> _The problem_
Scan the following material for the string "Глава" and copy each line in which it appears.

— begin —

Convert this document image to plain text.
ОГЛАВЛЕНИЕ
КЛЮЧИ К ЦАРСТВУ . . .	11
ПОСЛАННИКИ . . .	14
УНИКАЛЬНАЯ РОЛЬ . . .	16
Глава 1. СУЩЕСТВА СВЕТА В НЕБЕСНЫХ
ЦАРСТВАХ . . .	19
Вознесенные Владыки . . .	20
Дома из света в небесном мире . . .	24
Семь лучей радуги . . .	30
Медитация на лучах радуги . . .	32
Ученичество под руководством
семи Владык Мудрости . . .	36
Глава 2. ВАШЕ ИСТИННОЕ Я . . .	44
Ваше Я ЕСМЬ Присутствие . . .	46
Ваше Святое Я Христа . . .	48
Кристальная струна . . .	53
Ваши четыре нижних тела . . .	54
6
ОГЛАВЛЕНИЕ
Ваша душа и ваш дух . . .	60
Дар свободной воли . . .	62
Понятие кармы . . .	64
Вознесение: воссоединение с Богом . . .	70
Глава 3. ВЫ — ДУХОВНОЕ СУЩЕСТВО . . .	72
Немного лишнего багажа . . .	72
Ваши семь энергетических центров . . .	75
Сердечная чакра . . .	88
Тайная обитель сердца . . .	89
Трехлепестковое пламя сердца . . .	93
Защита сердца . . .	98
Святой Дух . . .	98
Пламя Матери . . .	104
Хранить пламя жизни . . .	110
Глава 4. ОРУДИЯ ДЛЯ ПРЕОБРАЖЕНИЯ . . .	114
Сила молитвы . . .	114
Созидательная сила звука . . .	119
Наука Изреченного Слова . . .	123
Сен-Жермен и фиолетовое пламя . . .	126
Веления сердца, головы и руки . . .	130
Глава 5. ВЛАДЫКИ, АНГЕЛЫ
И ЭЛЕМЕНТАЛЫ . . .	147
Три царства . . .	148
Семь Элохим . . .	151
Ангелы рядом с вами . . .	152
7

— end —

> _Correct answer_
Глава 1. СУЩЕСТВА СВЕТА В НЕБЕСНЫХ
Глава 2. ВАШЕ ИСТИННОЕ Я . . .	44
Глава 3. ВЫ — ДУХОВНОЕ СУЩЕСТВО . . .	72
Глава 4. ОРУДИЯ ДЛЯ ПРЕОБРАЖЕНИЯ . . .	114
Глава 5. ВЛАДЫКИ, АНГЕЛЫ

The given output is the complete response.